▶ _WORK REQUIRED_:
Nothing may be dropped or altered: reproduce all the data.

▶ _MATERIAL PROVIDED_:
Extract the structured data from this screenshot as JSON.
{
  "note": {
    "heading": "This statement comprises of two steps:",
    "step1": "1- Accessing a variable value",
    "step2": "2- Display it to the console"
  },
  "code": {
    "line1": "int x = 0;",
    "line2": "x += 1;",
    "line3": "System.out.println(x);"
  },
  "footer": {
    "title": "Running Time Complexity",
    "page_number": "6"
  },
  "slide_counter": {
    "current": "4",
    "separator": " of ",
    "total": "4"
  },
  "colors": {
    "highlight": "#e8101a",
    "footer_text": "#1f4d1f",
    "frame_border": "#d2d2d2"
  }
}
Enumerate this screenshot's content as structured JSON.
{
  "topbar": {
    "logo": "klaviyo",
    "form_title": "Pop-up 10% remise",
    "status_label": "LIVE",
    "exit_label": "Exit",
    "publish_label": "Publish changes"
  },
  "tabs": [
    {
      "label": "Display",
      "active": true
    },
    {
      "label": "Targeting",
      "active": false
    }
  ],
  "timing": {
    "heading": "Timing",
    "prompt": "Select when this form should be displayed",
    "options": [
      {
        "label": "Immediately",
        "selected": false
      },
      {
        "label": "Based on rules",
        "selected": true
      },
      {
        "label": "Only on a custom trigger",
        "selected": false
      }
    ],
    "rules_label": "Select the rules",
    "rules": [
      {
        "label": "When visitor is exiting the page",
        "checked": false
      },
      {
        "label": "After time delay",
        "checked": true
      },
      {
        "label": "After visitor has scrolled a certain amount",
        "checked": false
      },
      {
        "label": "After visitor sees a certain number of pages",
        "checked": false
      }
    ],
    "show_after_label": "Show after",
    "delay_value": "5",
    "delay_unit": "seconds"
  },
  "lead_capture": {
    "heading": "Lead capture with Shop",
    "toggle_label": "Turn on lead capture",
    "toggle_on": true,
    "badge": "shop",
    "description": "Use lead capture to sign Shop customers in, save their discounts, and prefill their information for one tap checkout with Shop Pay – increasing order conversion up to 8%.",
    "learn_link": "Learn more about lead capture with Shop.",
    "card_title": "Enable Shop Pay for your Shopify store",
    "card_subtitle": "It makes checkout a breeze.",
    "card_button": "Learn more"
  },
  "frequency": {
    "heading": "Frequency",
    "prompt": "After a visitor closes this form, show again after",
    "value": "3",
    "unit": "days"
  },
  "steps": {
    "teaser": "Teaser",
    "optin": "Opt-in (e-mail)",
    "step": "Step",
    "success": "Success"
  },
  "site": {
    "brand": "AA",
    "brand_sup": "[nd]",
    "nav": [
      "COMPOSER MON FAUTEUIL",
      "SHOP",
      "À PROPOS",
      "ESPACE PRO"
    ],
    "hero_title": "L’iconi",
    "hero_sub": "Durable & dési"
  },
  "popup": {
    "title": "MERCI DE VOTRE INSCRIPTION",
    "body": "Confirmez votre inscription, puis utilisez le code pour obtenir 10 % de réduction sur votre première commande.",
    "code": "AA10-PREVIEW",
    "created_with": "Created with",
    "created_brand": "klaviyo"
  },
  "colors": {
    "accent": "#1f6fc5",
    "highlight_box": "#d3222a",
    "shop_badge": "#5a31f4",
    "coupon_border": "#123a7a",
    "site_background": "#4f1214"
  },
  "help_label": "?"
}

▶ _WRITTEN RESPONSE_:
Extract the structured data from this screenshot as JSON.
{
  "note": {
    "heading": "This statement comprises of two steps:",
    "step1": "1- Accessing a variable value",
    "step2": "2- Display it to the console"
  },
  "code": {
    "line1": "int x = 0;",
    "line2": "x += 1;",
    "line3": "System.out.println(x);"
  },
  "footer": {
    "title": "Running Time Complexity",
    "page_number": "6"
  },
  "slide_counter": {
    "current": "4",
    "separator": " of ",
    "total": "4"
  },
  "colors": {
    "highlight": "#e8101a",
    "footer_text": "#1f4d1f",
    "frame_border": "#d2d2d2"
  }
}
Enumerate this screenshot's content as structured JSON.
{
  "topbar": {
    "logo": "klaviyo",
    "form_title": "Pop-up 10% remise",
    "status_label": "LIVE",
    "exit_label": "Exit",
    "publish_label": "Publish changes"
  },
  "tabs": [
    {
      "label": "Display",
      "active": true
    },
    {
      "label": "Targeting",
      "active": false
    }
  ],
  "timing": {
    "heading": "Timing",
    "prompt": "Select when this form should be displayed",
    "options": [
      {
        "label": "Immediately",
        "selected": false
      },
      {
        "label": "Based on rules",
        "selected": true
      },
      {
        "label": "Only on a custom trigger",
        "selected": false
      }
    ],
    "rules_label": "Select the rules",
    "rules": [
      {
        "label": "When visitor is exiting the page",
        "checked": false
      },
      {
        "label": "After time delay",
        "checked": true
      },
      {
        "label": "After visitor has scrolled a certain amount",
        "checked": false
      },
      {
        "label": "After visitor sees a certain number of pages",
        "checked": false
      }
    ],
    "show_after_label": "Show after",
    "delay_value": "5",
    "delay_unit": "seconds"
  },
  "lead_capture": {
    "heading": "Lead capture with Shop",
    "toggle_label": "Turn on lead capture",
    "toggle_on": true,
    "badge": "shop",
    "description": "Use lead capture to sign Shop customers in, save their discounts, and prefill their information for one tap checkout with Shop Pay – increasing order conversion up to 8%.",
    "learn_link": "Learn more about lead capture with Shop.",
    "card_title": "Enable Shop Pay for your Shopify store",
    "card_subtitle": "It makes checkout a breeze.",
    "card_button": "Learn more"
  },
  "frequency": {
    "heading": "Frequency",
    "prompt": "After a visitor closes this form, show again after",
    "value": "3",
    "unit": "days"
  },
  "steps": {
    "teaser": "Teaser",
    "optin": "Opt-in (e-mail)",
    "step": "Step",
    "success": "Success"
  },
  "site": {
    "brand": "AA",
    "brand_sup": "[nd]",
    "nav": [
      "COMPOSER MON FAUTEUIL",
      "SHOP",
      "À PROPOS",
      "ESPACE PRO"
    ],
    "hero_title": "L’iconi",
    "hero_sub": "Durable & dési"
  },
  "popup": {
    "title": "MERCI DE VOTRE INSCRIPTION",
    "body": "Confirmez votre inscription, puis utilisez le code pour obtenir 10 % de réduction sur votre première commande.",
    "code": "AA10-PREVIEW",
    "created_with": "Created with",
    "created_brand": "klaviyo"
  },
  "colors": {
    "accent": "#1f6fc5",
    "highlight_box": "#d3222a",
    "shop_badge": "#5a31f4",
    "coupon_border": "#123a7a",
    "site_background": "#4f1214"
  },
  "help_label": "?"
}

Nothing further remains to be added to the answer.